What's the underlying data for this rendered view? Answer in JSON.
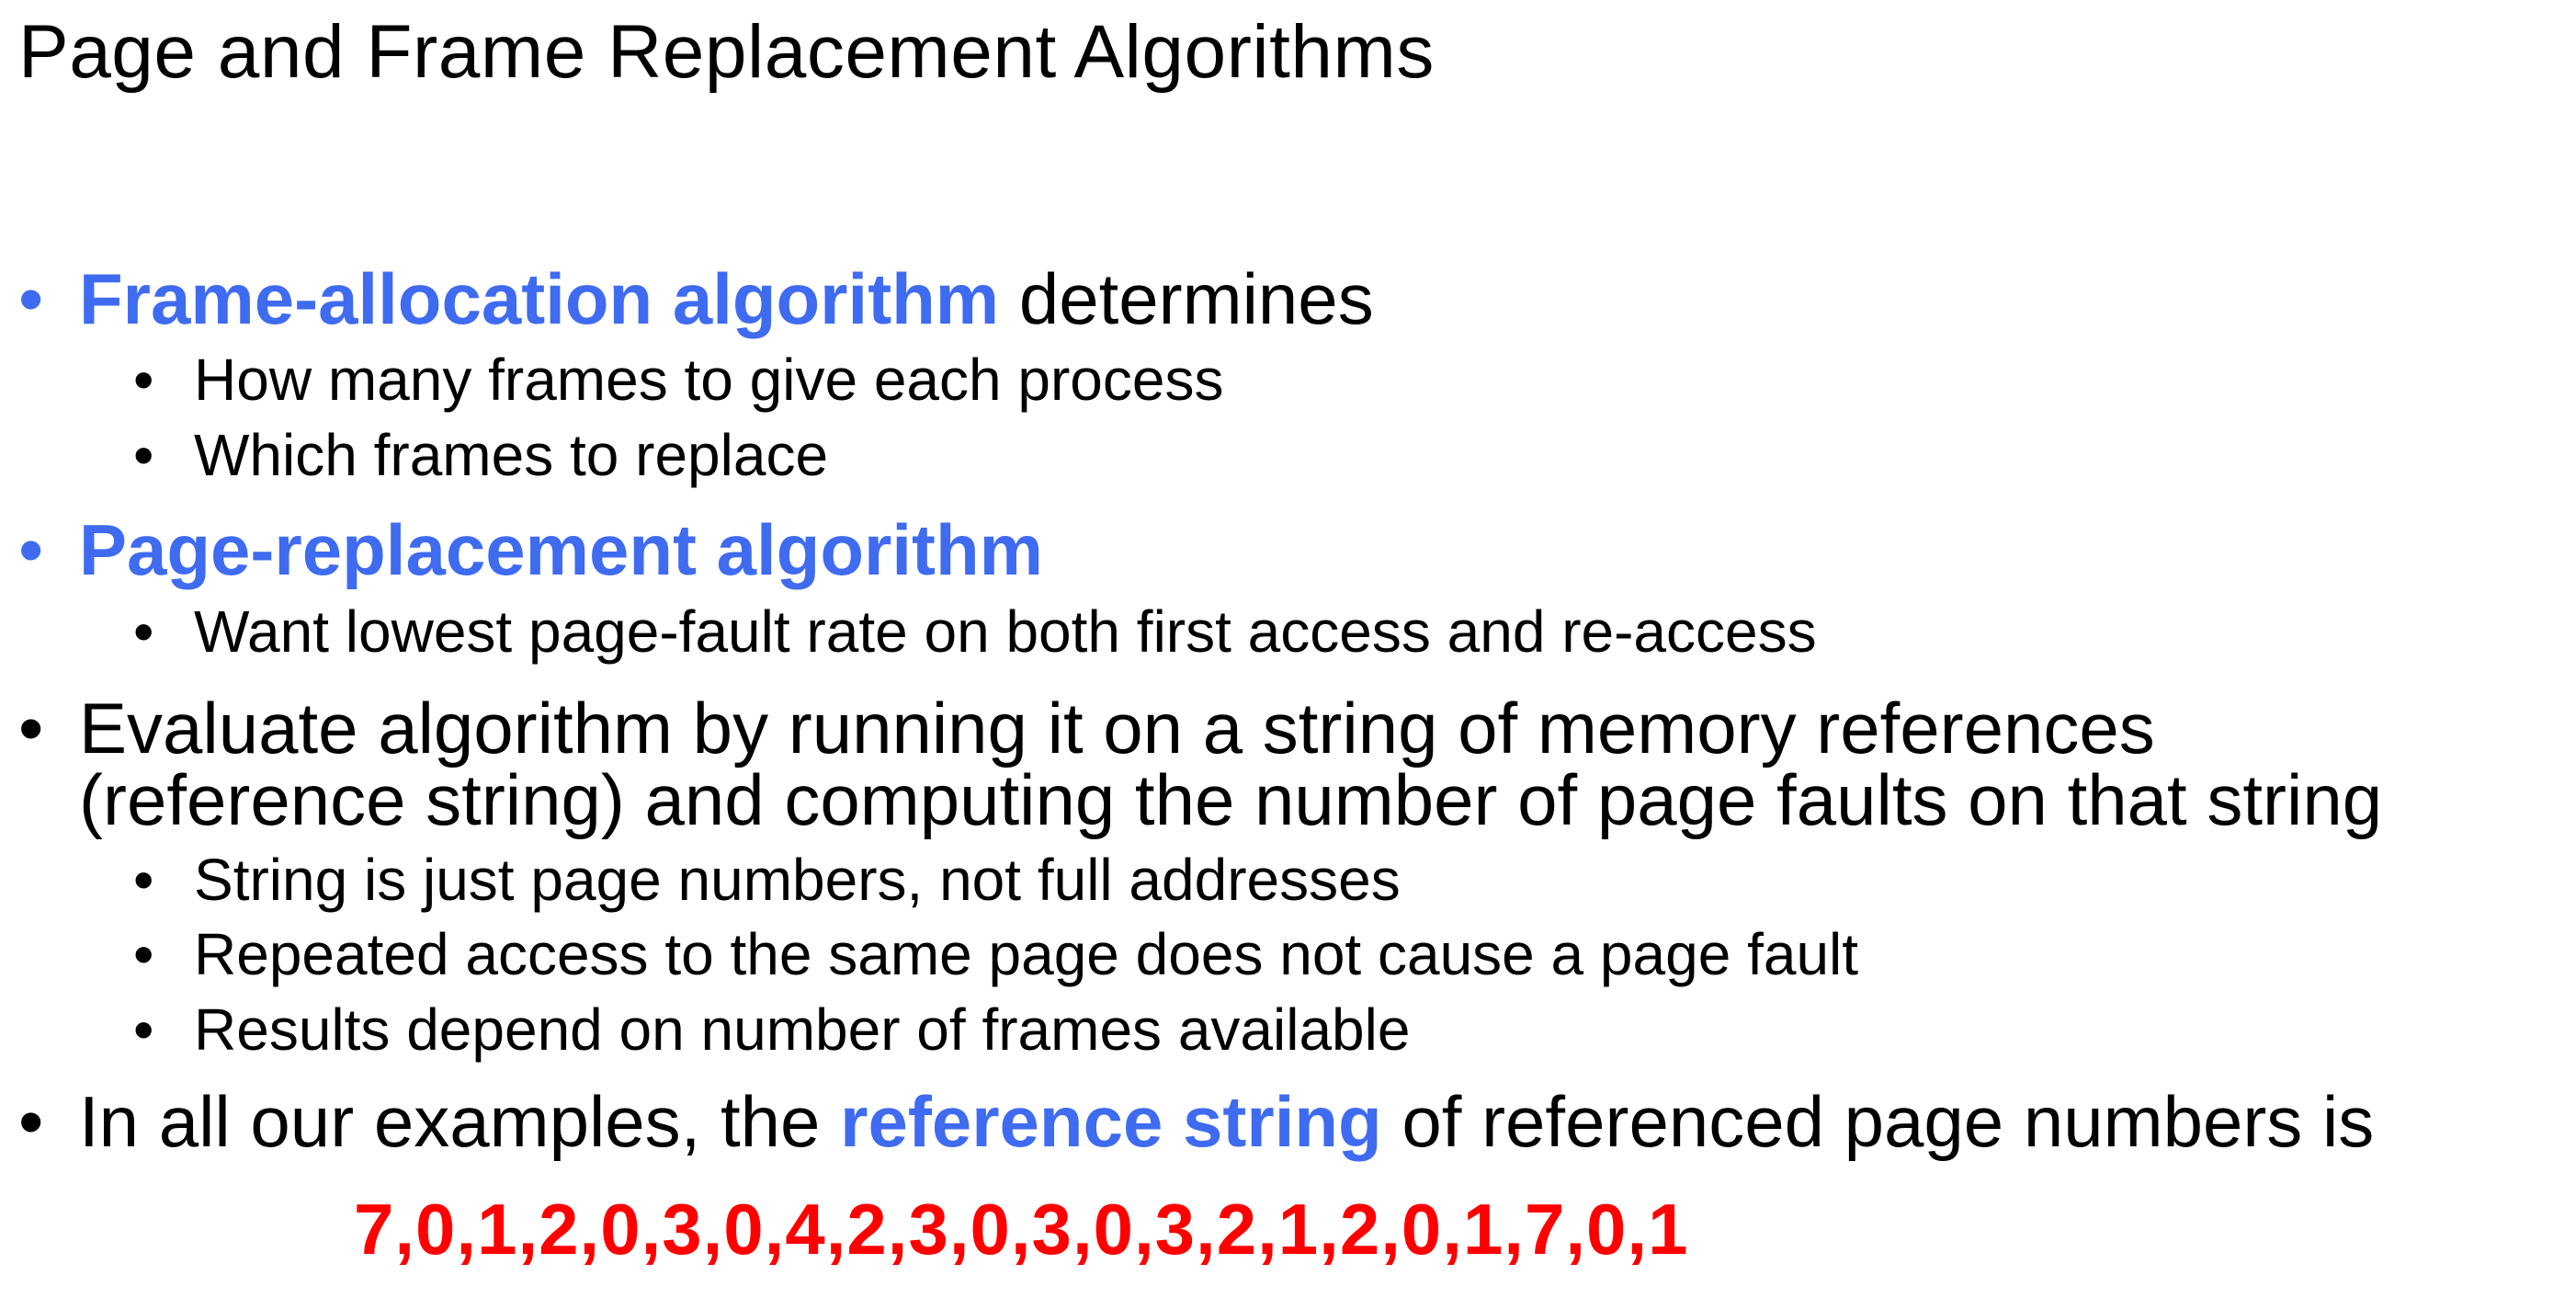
{
  "title": "Page and Frame Replacement Algorithms",
  "bullet_char": "•",
  "bullets": [
    {
      "highlight": "Frame-allocation algorithm",
      "text": " determines",
      "sub": [
        "How many frames to give each process",
        "Which frames to replace"
      ]
    },
    {
      "highlight": "Page-replacement algorithm",
      "text": "",
      "sub": [
        "Want lowest page-fault rate on both first access and re-access"
      ]
    },
    {
      "line1": "Evaluate algorithm by running it on a string of memory references",
      "line2": "(reference string) and computing the number of page faults on that string",
      "sub": [
        "String is just page numbers, not full addresses",
        "Repeated access to the same page does not cause a page fault",
        "Results depend on number of frames available"
      ]
    },
    {
      "prefix": "In all our examples, the ",
      "highlight": "reference string",
      "suffix": " of referenced page numbers is"
    }
  ],
  "reference_string": "7,0,1,2,0,3,0,4,2,3,0,3,0,3,2,1,2,0,1,7,0,1",
  "colors": {
    "accent_blue": "#3f6bf0",
    "sequence_red": "#ff0000",
    "text": "#000000",
    "background": "#ffffff"
  }
}
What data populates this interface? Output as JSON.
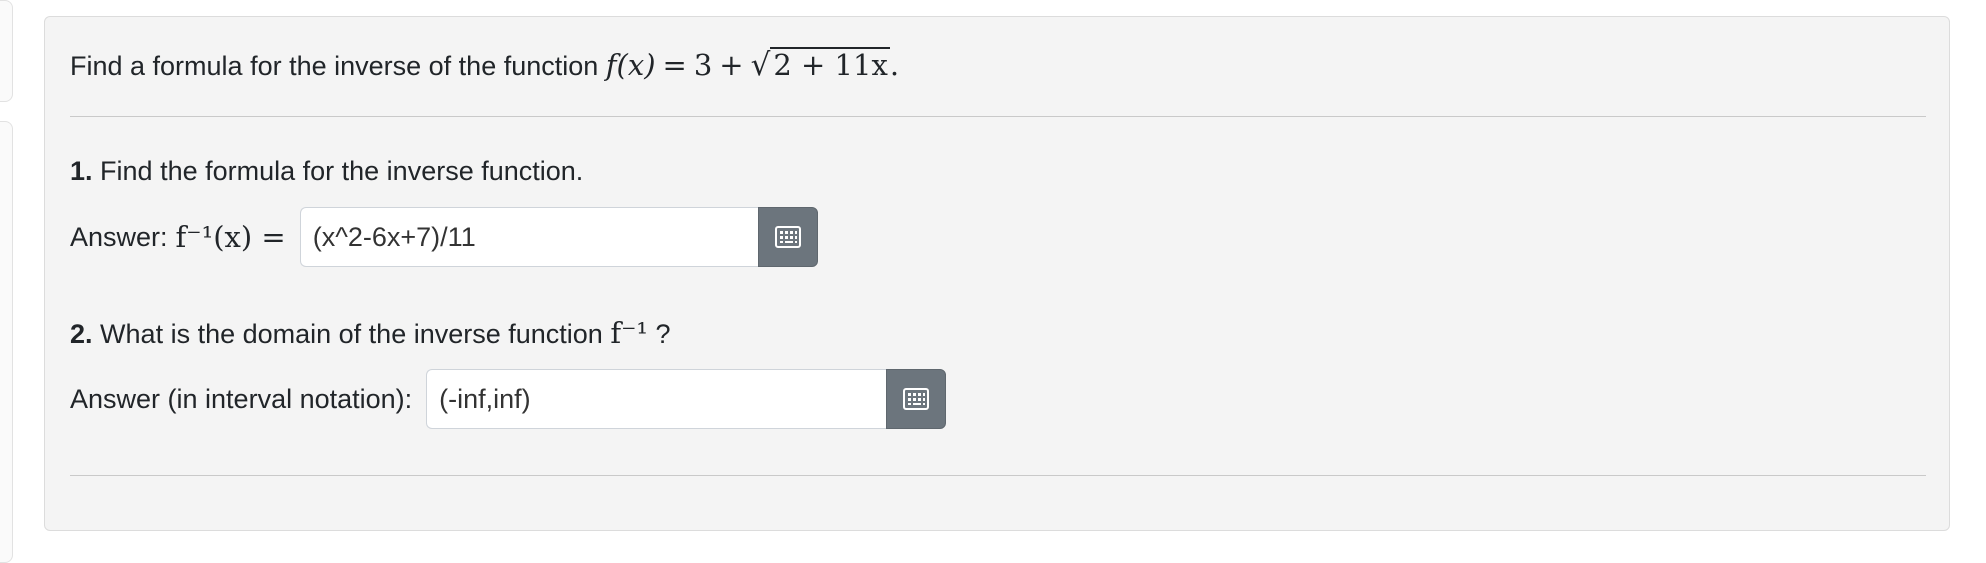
{
  "problem": {
    "prompt_prefix": "Find a formula for the inverse of the function",
    "function_lhs": "f(x)",
    "function_rhs_const": "3",
    "function_radicand": "2 + 11x",
    "prompt_end": "."
  },
  "questions": [
    {
      "number": "1.",
      "text": "Find the formula for the inverse function.",
      "answer_label": "Answer:",
      "answer_math": "f⁻¹(x) =",
      "answer_value": "(x^2-6x+7)/11",
      "keyboard_icon": "keyboard-icon"
    },
    {
      "number": "2.",
      "text": "What is the domain of the inverse function",
      "math_suffix": "f⁻¹",
      "text_end": "?",
      "answer_label": "Answer (in interval notation):",
      "answer_value": "(-inf,inf)",
      "keyboard_icon": "keyboard-icon"
    }
  ],
  "colors": {
    "card_background": "#f4f4f4",
    "button_gray": "#6c757d",
    "text": "#212529"
  }
}
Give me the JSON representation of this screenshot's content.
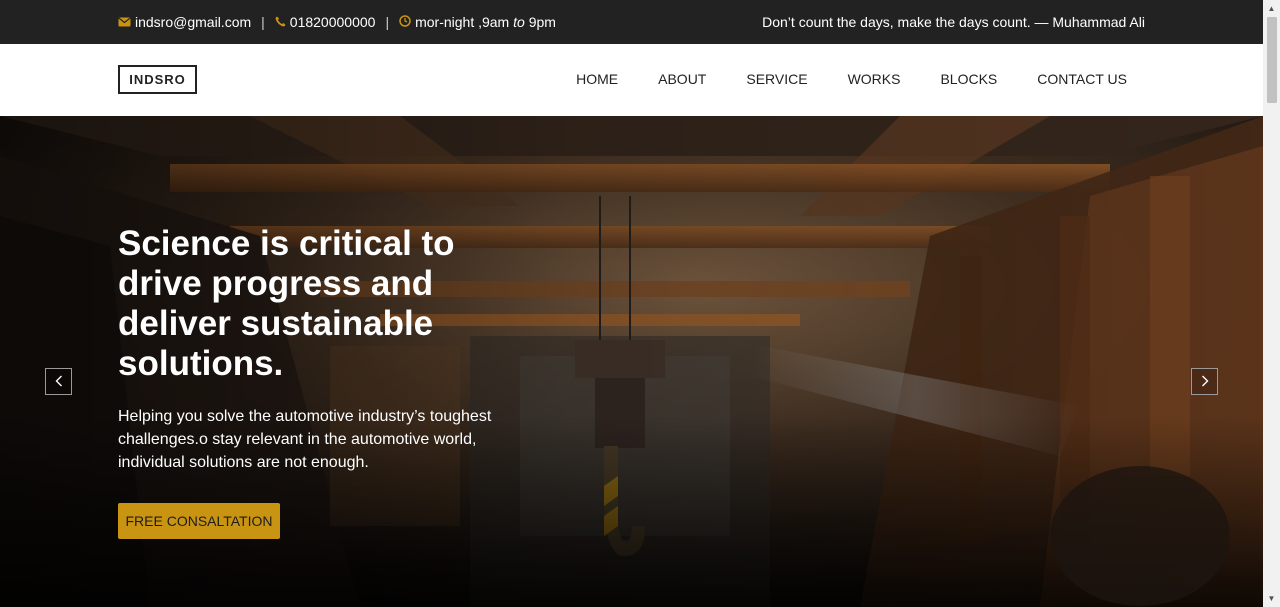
{
  "topbar": {
    "email": "indsro@gmail.com",
    "phone": "01820000000",
    "hours_prefix": "mor-night ,9am ",
    "hours_to": "to",
    "hours_suffix": " 9pm",
    "separator": "|",
    "quote": "Don’t count the days, make the days count. — Muhammad Ali",
    "icons": {
      "email": "envelope-icon",
      "phone": "phone-icon",
      "hours": "clock-icon"
    }
  },
  "nav": {
    "logo": "INDSRO",
    "items": [
      {
        "label": "HOME"
      },
      {
        "label": "ABOUT"
      },
      {
        "label": "SERVICE"
      },
      {
        "label": "WORKS"
      },
      {
        "label": "BLOCKS"
      },
      {
        "label": "CONTACT US"
      }
    ]
  },
  "hero": {
    "title": "Science is critical to drive progress and deliver sustainable solutions.",
    "text": "Helping you solve the automotive industry’s toughest challenges.o stay relevant in the automotive world, individual solutions are not enough.",
    "cta": "FREE CONSALTATION",
    "prev_icon": "chevron-left-icon",
    "next_icon": "chevron-right-icon",
    "background": "industrial-factory-photo"
  },
  "colors": {
    "accent": "#c99412",
    "topbar_bg": "#222222",
    "text_dark": "#222222"
  }
}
· · ·
• Requirements: Every record above should be transcribed exactly; the pictures stay out of the copy.

• Solution to this exercise:
What's the underlying data for this rendered view? Answer in JSON.
{
  "title": "Page and Frame Replacement Algorithms",
  "bullet_char": "•",
  "bullets": [
    {
      "highlight": "Frame-allocation algorithm",
      "text": " determines",
      "sub": [
        "How many frames to give each process",
        "Which frames to replace"
      ]
    },
    {
      "highlight": "Page-replacement algorithm",
      "text": "",
      "sub": [
        "Want lowest page-fault rate on both first access and re-access"
      ]
    },
    {
      "line1": "Evaluate algorithm by running it on a string of memory references",
      "line2": "(reference string) and computing the number of page faults on that string",
      "sub": [
        "String is just page numbers, not full addresses",
        "Repeated access to the same page does not cause a page fault",
        "Results depend on number of frames available"
      ]
    },
    {
      "prefix": "In all our examples, the ",
      "highlight": "reference string",
      "suffix": " of referenced page numbers is"
    }
  ],
  "reference_string": "7,0,1,2,0,3,0,4,2,3,0,3,0,3,2,1,2,0,1,7,0,1",
  "colors": {
    "accent_blue": "#3f6bf0",
    "sequence_red": "#ff0000",
    "text": "#000000",
    "background": "#ffffff"
  }
}
What data populates this interface? Output as JSON.
{
  "problem": {
    "prompt_prefix": "Find a formula for the inverse of the function",
    "function_lhs": "f(x)",
    "function_rhs_const": "3",
    "function_radicand": "2 + 11x",
    "prompt_end": "."
  },
  "questions": [
    {
      "number": "1.",
      "text": "Find the formula for the inverse function.",
      "answer_label": "Answer:",
      "answer_math": "f⁻¹(x) =",
      "answer_value": "(x^2-6x+7)/11",
      "keyboard_icon": "keyboard-icon"
    },
    {
      "number": "2.",
      "text": "What is the domain of the inverse function",
      "math_suffix": "f⁻¹",
      "text_end": "?",
      "answer_label": "Answer (in interval notation):",
      "answer_value": "(-inf,inf)",
      "keyboard_icon": "keyboard-icon"
    }
  ],
  "colors": {
    "card_background": "#f4f4f4",
    "button_gray": "#6c757d",
    "text": "#212529"
  }
}
Give me the JSON representation of this screenshot's content.
{
  "topbar": {
    "email": "indsro@gmail.com",
    "phone": "01820000000",
    "hours_prefix": "mor-night ,9am ",
    "hours_to": "to",
    "hours_suffix": " 9pm",
    "separator": "|",
    "quote": "Don’t count the days, make the days count. — Muhammad Ali",
    "icons": {
      "email": "envelope-icon",
      "phone": "phone-icon",
      "hours": "clock-icon"
    }
  },
  "nav": {
    "logo": "INDSRO",
    "items": [
      {
        "label": "HOME"
      },
      {
        "label": "ABOUT"
      },
      {
        "label": "SERVICE"
      },
      {
        "label": "WORKS"
      },
      {
        "label": "BLOCKS"
      },
      {
        "label": "CONTACT US"
      }
    ]
  },
  "hero": {
    "title": "Science is critical to drive progress and deliver sustainable solutions.",
    "text": "Helping you solve the automotive industry’s toughest challenges.o stay relevant in the automotive world, individual solutions are not enough.",
    "cta": "FREE CONSALTATION",
    "prev_icon": "chevron-left-icon",
    "next_icon": "chevron-right-icon",
    "background": "industrial-factory-photo"
  },
  "colors": {
    "accent": "#c99412",
    "topbar_bg": "#222222",
    "text_dark": "#222222"
  }
}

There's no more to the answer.